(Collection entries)
--

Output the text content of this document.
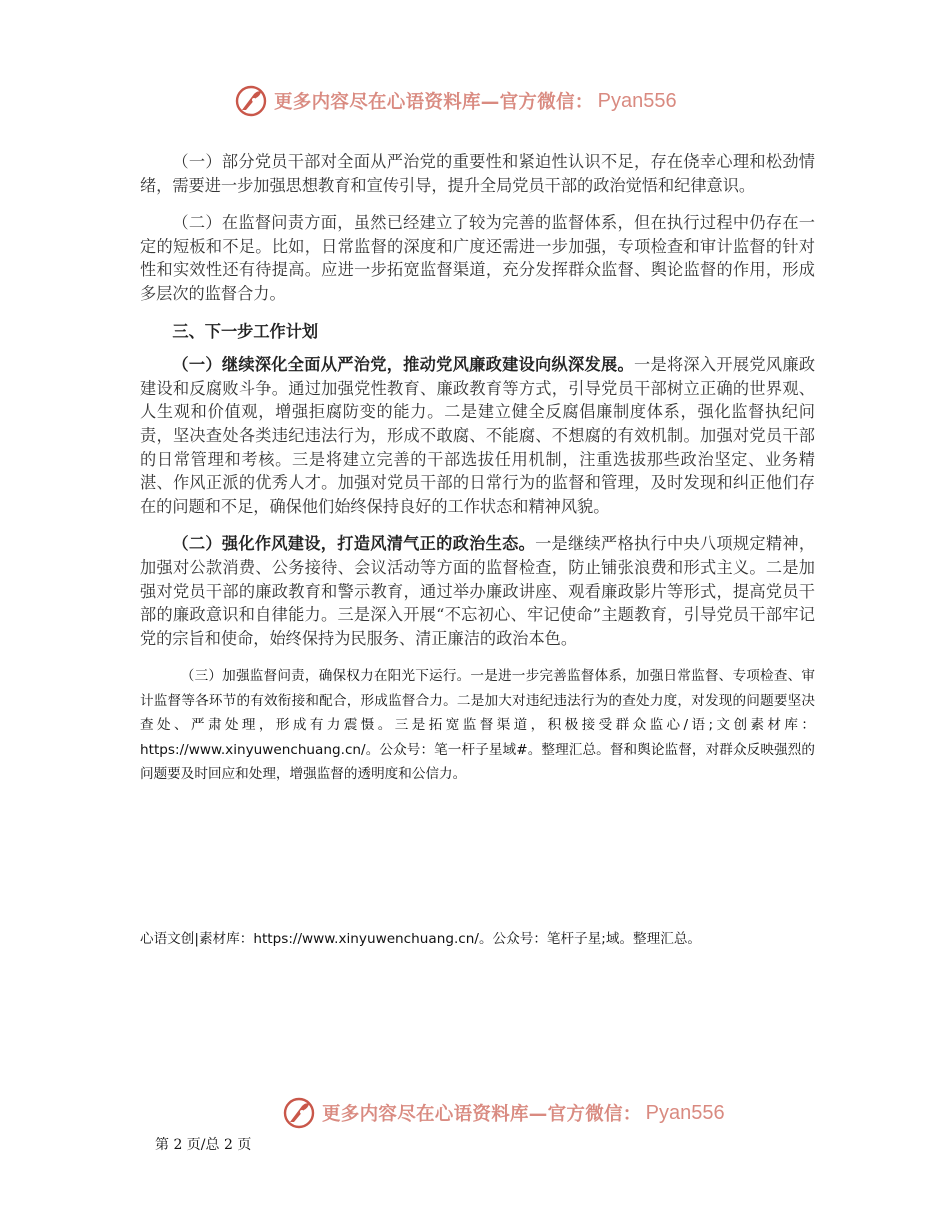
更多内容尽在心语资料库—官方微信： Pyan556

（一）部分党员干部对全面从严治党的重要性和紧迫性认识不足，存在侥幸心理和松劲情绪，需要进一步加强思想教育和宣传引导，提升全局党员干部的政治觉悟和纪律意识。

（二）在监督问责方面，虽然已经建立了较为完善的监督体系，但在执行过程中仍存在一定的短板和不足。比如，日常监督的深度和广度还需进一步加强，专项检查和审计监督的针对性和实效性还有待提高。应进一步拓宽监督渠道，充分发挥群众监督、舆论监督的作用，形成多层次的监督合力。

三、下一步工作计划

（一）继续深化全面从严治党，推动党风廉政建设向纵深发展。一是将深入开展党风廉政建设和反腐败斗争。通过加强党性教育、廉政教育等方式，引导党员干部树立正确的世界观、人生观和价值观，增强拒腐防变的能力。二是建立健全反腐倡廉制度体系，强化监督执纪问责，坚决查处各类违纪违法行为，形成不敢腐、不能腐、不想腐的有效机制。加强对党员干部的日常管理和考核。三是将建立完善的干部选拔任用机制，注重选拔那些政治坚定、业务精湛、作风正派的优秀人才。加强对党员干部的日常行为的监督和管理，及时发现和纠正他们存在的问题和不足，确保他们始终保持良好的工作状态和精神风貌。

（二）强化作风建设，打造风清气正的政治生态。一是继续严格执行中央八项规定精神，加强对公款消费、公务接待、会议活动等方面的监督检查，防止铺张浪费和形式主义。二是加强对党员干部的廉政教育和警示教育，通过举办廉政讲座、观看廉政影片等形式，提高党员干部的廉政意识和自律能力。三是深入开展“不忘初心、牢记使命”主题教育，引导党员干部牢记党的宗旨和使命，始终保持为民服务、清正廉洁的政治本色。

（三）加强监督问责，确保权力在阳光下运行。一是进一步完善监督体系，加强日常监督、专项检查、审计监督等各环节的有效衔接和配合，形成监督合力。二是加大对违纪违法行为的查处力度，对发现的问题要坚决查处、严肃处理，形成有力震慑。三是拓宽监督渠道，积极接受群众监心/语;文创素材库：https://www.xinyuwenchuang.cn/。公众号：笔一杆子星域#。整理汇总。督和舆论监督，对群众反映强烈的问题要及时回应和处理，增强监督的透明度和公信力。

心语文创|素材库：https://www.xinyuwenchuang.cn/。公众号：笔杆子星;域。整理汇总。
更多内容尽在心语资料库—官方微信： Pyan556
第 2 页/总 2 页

--

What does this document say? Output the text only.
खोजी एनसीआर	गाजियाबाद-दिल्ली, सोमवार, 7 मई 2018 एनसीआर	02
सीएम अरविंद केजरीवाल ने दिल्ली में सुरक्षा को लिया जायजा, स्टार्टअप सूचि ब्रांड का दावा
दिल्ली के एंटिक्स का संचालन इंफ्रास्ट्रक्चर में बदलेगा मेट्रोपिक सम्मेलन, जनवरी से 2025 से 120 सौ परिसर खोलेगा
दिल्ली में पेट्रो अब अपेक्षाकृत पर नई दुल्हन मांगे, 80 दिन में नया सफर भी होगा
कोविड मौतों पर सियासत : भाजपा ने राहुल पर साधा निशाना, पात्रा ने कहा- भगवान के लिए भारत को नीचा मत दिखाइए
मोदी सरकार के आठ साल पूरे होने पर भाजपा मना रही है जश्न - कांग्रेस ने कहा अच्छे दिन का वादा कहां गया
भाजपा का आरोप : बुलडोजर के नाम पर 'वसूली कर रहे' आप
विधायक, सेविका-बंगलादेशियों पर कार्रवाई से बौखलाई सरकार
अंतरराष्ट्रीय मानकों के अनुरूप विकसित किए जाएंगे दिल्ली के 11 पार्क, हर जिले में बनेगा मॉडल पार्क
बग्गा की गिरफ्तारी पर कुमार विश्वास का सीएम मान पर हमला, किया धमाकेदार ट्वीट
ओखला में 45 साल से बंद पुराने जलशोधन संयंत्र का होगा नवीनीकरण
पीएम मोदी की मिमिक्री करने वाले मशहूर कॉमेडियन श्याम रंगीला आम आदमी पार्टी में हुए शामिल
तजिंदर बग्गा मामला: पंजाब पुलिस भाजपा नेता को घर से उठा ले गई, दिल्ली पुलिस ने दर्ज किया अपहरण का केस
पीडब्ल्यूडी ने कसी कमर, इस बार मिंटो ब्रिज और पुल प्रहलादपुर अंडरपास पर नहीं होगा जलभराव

--

- _Request_
Only the number is wanted: how many lines of the data contain the word "整理汇总"?

- _Full response_
2